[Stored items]
## BEGIN
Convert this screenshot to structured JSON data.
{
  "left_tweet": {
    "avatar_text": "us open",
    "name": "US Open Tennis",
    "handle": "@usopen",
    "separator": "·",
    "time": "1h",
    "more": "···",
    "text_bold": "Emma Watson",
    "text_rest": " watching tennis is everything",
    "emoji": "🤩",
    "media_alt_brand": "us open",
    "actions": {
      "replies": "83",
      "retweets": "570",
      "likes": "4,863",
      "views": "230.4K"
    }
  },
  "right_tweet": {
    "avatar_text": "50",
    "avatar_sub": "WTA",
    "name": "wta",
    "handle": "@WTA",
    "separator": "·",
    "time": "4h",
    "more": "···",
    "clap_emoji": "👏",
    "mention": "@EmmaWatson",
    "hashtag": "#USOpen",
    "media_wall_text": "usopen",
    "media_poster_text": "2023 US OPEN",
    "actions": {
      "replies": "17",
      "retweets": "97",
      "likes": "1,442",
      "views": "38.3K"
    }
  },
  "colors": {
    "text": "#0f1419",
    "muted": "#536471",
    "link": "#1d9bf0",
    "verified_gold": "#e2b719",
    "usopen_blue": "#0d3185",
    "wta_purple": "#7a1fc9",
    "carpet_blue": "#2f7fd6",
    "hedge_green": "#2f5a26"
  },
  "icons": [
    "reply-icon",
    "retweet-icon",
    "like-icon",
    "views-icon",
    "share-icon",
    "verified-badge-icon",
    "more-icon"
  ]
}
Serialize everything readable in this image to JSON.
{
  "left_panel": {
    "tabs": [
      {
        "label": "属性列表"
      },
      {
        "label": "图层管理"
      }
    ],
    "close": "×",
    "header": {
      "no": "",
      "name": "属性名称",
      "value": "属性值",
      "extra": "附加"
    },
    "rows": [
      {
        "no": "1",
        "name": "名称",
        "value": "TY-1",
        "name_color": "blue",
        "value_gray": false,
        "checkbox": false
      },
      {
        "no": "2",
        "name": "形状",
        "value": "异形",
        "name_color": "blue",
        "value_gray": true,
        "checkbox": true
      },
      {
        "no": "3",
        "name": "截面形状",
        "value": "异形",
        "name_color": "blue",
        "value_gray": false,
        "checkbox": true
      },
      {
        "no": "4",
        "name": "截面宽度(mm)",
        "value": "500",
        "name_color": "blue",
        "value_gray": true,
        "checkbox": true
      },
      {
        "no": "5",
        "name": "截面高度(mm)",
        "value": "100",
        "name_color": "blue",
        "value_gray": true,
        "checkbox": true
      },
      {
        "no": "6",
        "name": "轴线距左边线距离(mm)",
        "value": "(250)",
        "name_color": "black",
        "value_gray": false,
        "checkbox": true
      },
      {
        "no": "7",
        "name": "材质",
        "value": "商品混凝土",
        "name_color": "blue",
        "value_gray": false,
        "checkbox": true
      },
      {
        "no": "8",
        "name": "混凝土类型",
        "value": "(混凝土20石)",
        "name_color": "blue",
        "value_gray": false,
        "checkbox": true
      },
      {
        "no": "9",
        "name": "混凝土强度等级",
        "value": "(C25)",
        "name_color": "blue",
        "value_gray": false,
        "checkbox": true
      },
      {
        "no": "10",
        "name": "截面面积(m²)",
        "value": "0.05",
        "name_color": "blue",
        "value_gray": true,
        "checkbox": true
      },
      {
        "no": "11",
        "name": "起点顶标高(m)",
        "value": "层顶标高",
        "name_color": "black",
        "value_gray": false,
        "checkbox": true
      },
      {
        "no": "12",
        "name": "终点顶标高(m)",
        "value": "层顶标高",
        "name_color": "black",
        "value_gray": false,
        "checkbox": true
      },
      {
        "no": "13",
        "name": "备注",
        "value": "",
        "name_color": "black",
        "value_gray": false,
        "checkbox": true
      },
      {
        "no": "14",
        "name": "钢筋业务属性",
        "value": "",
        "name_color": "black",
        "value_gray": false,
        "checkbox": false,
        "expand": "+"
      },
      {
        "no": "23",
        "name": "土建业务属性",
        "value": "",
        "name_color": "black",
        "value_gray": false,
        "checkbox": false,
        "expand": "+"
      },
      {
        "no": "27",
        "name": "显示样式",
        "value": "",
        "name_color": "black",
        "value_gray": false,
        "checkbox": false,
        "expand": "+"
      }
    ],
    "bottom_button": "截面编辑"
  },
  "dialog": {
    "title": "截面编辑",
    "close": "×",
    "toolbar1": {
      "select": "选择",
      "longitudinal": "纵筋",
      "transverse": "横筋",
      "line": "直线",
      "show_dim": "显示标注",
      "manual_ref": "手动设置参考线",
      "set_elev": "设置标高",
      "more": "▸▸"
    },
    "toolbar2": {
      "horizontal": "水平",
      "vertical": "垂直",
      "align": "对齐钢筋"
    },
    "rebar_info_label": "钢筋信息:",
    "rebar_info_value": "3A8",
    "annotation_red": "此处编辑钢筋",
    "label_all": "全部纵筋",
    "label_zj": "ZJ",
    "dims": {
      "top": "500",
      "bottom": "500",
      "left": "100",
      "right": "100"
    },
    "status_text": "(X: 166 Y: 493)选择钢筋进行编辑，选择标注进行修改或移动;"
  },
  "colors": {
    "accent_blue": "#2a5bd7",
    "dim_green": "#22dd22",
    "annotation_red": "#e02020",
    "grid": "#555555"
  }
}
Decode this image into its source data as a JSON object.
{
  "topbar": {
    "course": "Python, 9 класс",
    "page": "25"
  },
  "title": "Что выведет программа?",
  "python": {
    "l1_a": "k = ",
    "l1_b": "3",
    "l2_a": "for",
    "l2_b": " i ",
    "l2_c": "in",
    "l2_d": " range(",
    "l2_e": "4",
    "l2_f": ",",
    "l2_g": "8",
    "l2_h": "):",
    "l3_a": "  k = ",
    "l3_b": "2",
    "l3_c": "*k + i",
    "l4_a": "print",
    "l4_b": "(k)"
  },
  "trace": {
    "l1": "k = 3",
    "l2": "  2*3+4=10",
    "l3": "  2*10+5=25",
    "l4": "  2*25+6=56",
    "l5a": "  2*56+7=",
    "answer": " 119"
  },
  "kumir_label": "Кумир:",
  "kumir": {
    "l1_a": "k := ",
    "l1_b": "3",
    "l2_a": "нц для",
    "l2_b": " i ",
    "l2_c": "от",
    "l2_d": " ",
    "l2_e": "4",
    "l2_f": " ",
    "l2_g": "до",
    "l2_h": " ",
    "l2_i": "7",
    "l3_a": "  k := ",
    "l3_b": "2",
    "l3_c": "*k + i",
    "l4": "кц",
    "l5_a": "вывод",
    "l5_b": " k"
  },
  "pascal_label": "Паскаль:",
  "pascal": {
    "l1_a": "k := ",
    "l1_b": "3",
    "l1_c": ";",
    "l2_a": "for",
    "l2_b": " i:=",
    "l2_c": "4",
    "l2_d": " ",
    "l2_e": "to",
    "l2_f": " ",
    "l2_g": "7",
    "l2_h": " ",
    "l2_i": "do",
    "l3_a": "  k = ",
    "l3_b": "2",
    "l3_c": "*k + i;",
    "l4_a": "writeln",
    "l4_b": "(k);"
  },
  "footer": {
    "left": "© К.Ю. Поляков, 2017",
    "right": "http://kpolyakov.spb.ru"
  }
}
## END
### Prompt
Copy out the material above in its entirety. Every detail must match.

### Exercise response
Convert this screenshot to structured JSON data.
{
  "left_tweet": {
    "avatar_text": "us open",
    "name": "US Open Tennis",
    "handle": "@usopen",
    "separator": "·",
    "time": "1h",
    "more": "···",
    "text_bold": "Emma Watson",
    "text_rest": " watching tennis is everything",
    "emoji": "🤩",
    "media_alt_brand": "us open",
    "actions": {
      "replies": "83",
      "retweets": "570",
      "likes": "4,863",
      "views": "230.4K"
    }
  },
  "right_tweet": {
    "avatar_text": "50",
    "avatar_sub": "WTA",
    "name": "wta",
    "handle": "@WTA",
    "separator": "·",
    "time": "4h",
    "more": "···",
    "clap_emoji": "👏",
    "mention": "@EmmaWatson",
    "hashtag": "#USOpen",
    "media_wall_text": "usopen",
    "media_poster_text": "2023 US OPEN",
    "actions": {
      "replies": "17",
      "retweets": "97",
      "likes": "1,442",
      "views": "38.3K"
    }
  },
  "colors": {
    "text": "#0f1419",
    "muted": "#536471",
    "link": "#1d9bf0",
    "verified_gold": "#e2b719",
    "usopen_blue": "#0d3185",
    "wta_purple": "#7a1fc9",
    "carpet_blue": "#2f7fd6",
    "hedge_green": "#2f5a26"
  },
  "icons": [
    "reply-icon",
    "retweet-icon",
    "like-icon",
    "views-icon",
    "share-icon",
    "verified-badge-icon",
    "more-icon"
  ]
}
Serialize everything readable in this image to JSON.
{
  "left_panel": {
    "tabs": [
      {
        "label": "属性列表"
      },
      {
        "label": "图层管理"
      }
    ],
    "close": "×",
    "header": {
      "no": "",
      "name": "属性名称",
      "value": "属性值",
      "extra": "附加"
    },
    "rows": [
      {
        "no": "1",
        "name": "名称",
        "value": "TY-1",
        "name_color": "blue",
        "value_gray": false,
        "checkbox": false
      },
      {
        "no": "2",
        "name": "形状",
        "value": "异形",
        "name_color": "blue",
        "value_gray": true,
        "checkbox": true
      },
      {
        "no": "3",
        "name": "截面形状",
        "value": "异形",
        "name_color": "blue",
        "value_gray": false,
        "checkbox": true
      },
      {
        "no": "4",
        "name": "截面宽度(mm)",
        "value": "500",
        "name_color": "blue",
        "value_gray": true,
        "checkbox": true
      },
      {
        "no": "5",
        "name": "截面高度(mm)",
        "value": "100",
        "name_color": "blue",
        "value_gray": true,
        "checkbox": true
      },
      {
        "no": "6",
        "name": "轴线距左边线距离(mm)",
        "value": "(250)",
        "name_color": "black",
        "value_gray": false,
        "checkbox": true
      },
      {
        "no": "7",
        "name": "材质",
        "value": "商品混凝土",
        "name_color": "blue",
        "value_gray": false,
        "checkbox": true
      },
      {
        "no": "8",
        "name": "混凝土类型",
        "value": "(混凝土20石)",
        "name_color": "blue",
        "value_gray": false,
        "checkbox": true
      },
      {
        "no": "9",
        "name": "混凝土强度等级",
        "value": "(C25)",
        "name_color": "blue",
        "value_gray": false,
        "checkbox": true
      },
      {
        "no": "10",
        "name": "截面面积(m²)",
        "value": "0.05",
        "name_color": "blue",
        "value_gray": true,
        "checkbox": true
      },
      {
        "no": "11",
        "name": "起点顶标高(m)",
        "value": "层顶标高",
        "name_color": "black",
        "value_gray": false,
        "checkbox": true
      },
      {
        "no": "12",
        "name": "终点顶标高(m)",
        "value": "层顶标高",
        "name_color": "black",
        "value_gray": false,
        "checkbox": true
      },
      {
        "no": "13",
        "name": "备注",
        "value": "",
        "name_color": "black",
        "value_gray": false,
        "checkbox": true
      },
      {
        "no": "14",
        "name": "钢筋业务属性",
        "value": "",
        "name_color": "black",
        "value_gray": false,
        "checkbox": false,
        "expand": "+"
      },
      {
        "no": "23",
        "name": "土建业务属性",
        "value": "",
        "name_color": "black",
        "value_gray": false,
        "checkbox": false,
        "expand": "+"
      },
      {
        "no": "27",
        "name": "显示样式",
        "value": "",
        "name_color": "black",
        "value_gray": false,
        "checkbox": false,
        "expand": "+"
      }
    ],
    "bottom_button": "截面编辑"
  },
  "dialog": {
    "title": "截面编辑",
    "close": "×",
    "toolbar1": {
      "select": "选择",
      "longitudinal": "纵筋",
      "transverse": "横筋",
      "line": "直线",
      "show_dim": "显示标注",
      "manual_ref": "手动设置参考线",
      "set_elev": "设置标高",
      "more": "▸▸"
    },
    "toolbar2": {
      "horizontal": "水平",
      "vertical": "垂直",
      "align": "对齐钢筋"
    },
    "rebar_info_label": "钢筋信息:",
    "rebar_info_value": "3A8",
    "annotation_red": "此处编辑钢筋",
    "label_all": "全部纵筋",
    "label_zj": "ZJ",
    "dims": {
      "top": "500",
      "bottom": "500",
      "left": "100",
      "right": "100"
    },
    "status_text": "(X: 166 Y: 493)选择钢筋进行编辑，选择标注进行修改或移动;"
  },
  "colors": {
    "accent_blue": "#2a5bd7",
    "dim_green": "#22dd22",
    "annotation_red": "#e02020",
    "grid": "#555555"
  }
}
Decode this image into its source data as a JSON object.
{
  "topbar": {
    "course": "Python, 9 класс",
    "page": "25"
  },
  "title": "Что выведет программа?",
  "python": {
    "l1_a": "k = ",
    "l1_b": "3",
    "l2_a": "for",
    "l2_b": " i ",
    "l2_c": "in",
    "l2_d": " range(",
    "l2_e": "4",
    "l2_f": ",",
    "l2_g": "8",
    "l2_h": "):",
    "l3_a": "  k = ",
    "l3_b": "2",
    "l3_c": "*k + i",
    "l4_a": "print",
    "l4_b": "(k)"
  },
  "trace": {
    "l1": "k = 3",
    "l2": "  2*3+4=10",
    "l3": "  2*10+5=25",
    "l4": "  2*25+6=56",
    "l5a": "  2*56+7=",
    "answer": " 119"
  },
  "kumir_label": "Кумир:",
  "kumir": {
    "l1_a": "k := ",
    "l1_b": "3",
    "l2_a": "нц для",
    "l2_b": " i ",
    "l2_c": "от",
    "l2_d": " ",
    "l2_e": "4",
    "l2_f": " ",
    "l2_g": "до",
    "l2_h": " ",
    "l2_i": "7",
    "l3_a": "  k := ",
    "l3_b": "2",
    "l3_c": "*k + i",
    "l4": "кц",
    "l5_a": "вывод",
    "l5_b": " k"
  },
  "pascal_label": "Паскаль:",
  "pascal": {
    "l1_a": "k := ",
    "l1_b": "3",
    "l1_c": ";",
    "l2_a": "for",
    "l2_b": " i:=",
    "l2_c": "4",
    "l2_d": " ",
    "l2_e": "to",
    "l2_f": " ",
    "l2_g": "7",
    "l2_h": " ",
    "l2_i": "do",
    "l3_a": "  k = ",
    "l3_b": "2",
    "l3_c": "*k + i;",
    "l4_a": "writeln",
    "l4_b": "(k);"
  },
  "footer": {
    "left": "© К.Ю. Поляков, 2017",
    "right": "http://kpolyakov.spb.ru"
  }
}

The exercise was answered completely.